■ **Input material**:

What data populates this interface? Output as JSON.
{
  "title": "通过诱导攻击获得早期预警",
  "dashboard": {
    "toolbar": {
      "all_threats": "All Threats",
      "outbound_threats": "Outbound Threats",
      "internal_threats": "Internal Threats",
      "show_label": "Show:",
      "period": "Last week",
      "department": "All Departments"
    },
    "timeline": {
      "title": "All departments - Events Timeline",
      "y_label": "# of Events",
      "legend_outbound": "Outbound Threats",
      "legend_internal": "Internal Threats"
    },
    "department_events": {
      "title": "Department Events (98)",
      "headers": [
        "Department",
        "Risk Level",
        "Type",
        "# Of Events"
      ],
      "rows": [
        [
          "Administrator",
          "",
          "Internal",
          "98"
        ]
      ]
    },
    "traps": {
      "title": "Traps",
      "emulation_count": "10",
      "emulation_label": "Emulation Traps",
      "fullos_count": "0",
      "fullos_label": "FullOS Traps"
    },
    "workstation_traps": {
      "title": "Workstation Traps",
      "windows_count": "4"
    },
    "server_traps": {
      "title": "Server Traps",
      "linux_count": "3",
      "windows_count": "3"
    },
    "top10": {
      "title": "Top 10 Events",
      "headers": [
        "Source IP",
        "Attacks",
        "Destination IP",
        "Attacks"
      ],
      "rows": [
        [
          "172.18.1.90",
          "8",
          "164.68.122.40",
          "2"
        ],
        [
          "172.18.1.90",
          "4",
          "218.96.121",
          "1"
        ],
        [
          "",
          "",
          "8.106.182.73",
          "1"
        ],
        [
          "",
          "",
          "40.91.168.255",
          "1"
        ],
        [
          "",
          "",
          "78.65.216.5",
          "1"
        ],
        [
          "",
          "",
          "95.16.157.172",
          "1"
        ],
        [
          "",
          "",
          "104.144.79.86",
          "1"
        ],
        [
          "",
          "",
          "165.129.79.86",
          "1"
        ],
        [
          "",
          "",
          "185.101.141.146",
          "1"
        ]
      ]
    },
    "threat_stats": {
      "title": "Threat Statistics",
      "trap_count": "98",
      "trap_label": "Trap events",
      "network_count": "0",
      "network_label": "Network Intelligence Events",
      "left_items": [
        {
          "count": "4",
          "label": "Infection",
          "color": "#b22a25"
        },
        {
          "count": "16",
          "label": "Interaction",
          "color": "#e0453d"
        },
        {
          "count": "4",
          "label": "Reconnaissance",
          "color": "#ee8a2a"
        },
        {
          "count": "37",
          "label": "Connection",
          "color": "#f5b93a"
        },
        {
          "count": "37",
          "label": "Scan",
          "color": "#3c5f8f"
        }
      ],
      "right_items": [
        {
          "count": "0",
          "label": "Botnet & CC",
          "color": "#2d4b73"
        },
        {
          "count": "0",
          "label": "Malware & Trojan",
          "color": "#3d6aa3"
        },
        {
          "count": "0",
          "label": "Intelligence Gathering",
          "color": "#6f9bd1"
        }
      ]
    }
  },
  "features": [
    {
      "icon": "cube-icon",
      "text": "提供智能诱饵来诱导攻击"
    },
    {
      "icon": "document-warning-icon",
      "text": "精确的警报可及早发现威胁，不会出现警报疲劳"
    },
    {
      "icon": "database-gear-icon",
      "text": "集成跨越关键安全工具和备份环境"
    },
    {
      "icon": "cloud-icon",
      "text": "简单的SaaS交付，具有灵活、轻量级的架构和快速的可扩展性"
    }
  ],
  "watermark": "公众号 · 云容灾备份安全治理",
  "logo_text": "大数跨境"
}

■ **Given task**: Transcribe the full listing above without leaving anything out.

■ **Response for this exercise**:
What data populates this interface? Output as JSON.
{
  "title": "通过诱导攻击获得早期预警",
  "dashboard": {
    "toolbar": {
      "all_threats": "All Threats",
      "outbound_threats": "Outbound Threats",
      "internal_threats": "Internal Threats",
      "show_label": "Show:",
      "period": "Last week",
      "department": "All Departments"
    },
    "timeline": {
      "title": "All departments - Events Timeline",
      "y_label": "# of Events",
      "legend_outbound": "Outbound Threats",
      "legend_internal": "Internal Threats"
    },
    "department_events": {
      "title": "Department Events (98)",
      "headers": [
        "Department",
        "Risk Level",
        "Type",
        "# Of Events"
      ],
      "rows": [
        [
          "Administrator",
          "",
          "Internal",
          "98"
        ]
      ]
    },
    "traps": {
      "title": "Traps",
      "emulation_count": "10",
      "emulation_label": "Emulation Traps",
      "fullos_count": "0",
      "fullos_label": "FullOS Traps"
    },
    "workstation_traps": {
      "title": "Workstation Traps",
      "windows_count": "4"
    },
    "server_traps": {
      "title": "Server Traps",
      "linux_count": "3",
      "windows_count": "3"
    },
    "top10": {
      "title": "Top 10 Events",
      "headers": [
        "Source IP",
        "Attacks",
        "Destination IP",
        "Attacks"
      ],
      "rows": [
        [
          "172.18.1.90",
          "8",
          "164.68.122.40",
          "2"
        ],
        [
          "172.18.1.90",
          "4",
          "218.96.121",
          "1"
        ],
        [
          "",
          "",
          "8.106.182.73",
          "1"
        ],
        [
          "",
          "",
          "40.91.168.255",
          "1"
        ],
        [
          "",
          "",
          "78.65.216.5",
          "1"
        ],
        [
          "",
          "",
          "95.16.157.172",
          "1"
        ],
        [
          "",
          "",
          "104.144.79.86",
          "1"
        ],
        [
          "",
          "",
          "165.129.79.86",
          "1"
        ],
        [
          "",
          "",
          "185.101.141.146",
          "1"
        ]
      ]
    },
    "threat_stats": {
      "title": "Threat Statistics",
      "trap_count": "98",
      "trap_label": "Trap events",
      "network_count": "0",
      "network_label": "Network Intelligence Events",
      "left_items": [
        {
          "count": "4",
          "label": "Infection",
          "color": "#b22a25"
        },
        {
          "count": "16",
          "label": "Interaction",
          "color": "#e0453d"
        },
        {
          "count": "4",
          "label": "Reconnaissance",
          "color": "#ee8a2a"
        },
        {
          "count": "37",
          "label": "Connection",
          "color": "#f5b93a"
        },
        {
          "count": "37",
          "label": "Scan",
          "color": "#3c5f8f"
        }
      ],
      "right_items": [
        {
          "count": "0",
          "label": "Botnet & CC",
          "color": "#2d4b73"
        },
        {
          "count": "0",
          "label": "Malware & Trojan",
          "color": "#3d6aa3"
        },
        {
          "count": "0",
          "label": "Intelligence Gathering",
          "color": "#6f9bd1"
        }
      ]
    }
  },
  "features": [
    {
      "icon": "cube-icon",
      "text": "提供智能诱饵来诱导攻击"
    },
    {
      "icon": "document-warning-icon",
      "text": "精确的警报可及早发现威胁，不会出现警报疲劳"
    },
    {
      "icon": "database-gear-icon",
      "text": "集成跨越关键安全工具和备份环境"
    },
    {
      "icon": "cloud-icon",
      "text": "简单的SaaS交付，具有灵活、轻量级的架构和快速的可扩展性"
    }
  ],
  "watermark": "公众号 · 云容灾备份安全治理",
  "logo_text": "大数跨境"
}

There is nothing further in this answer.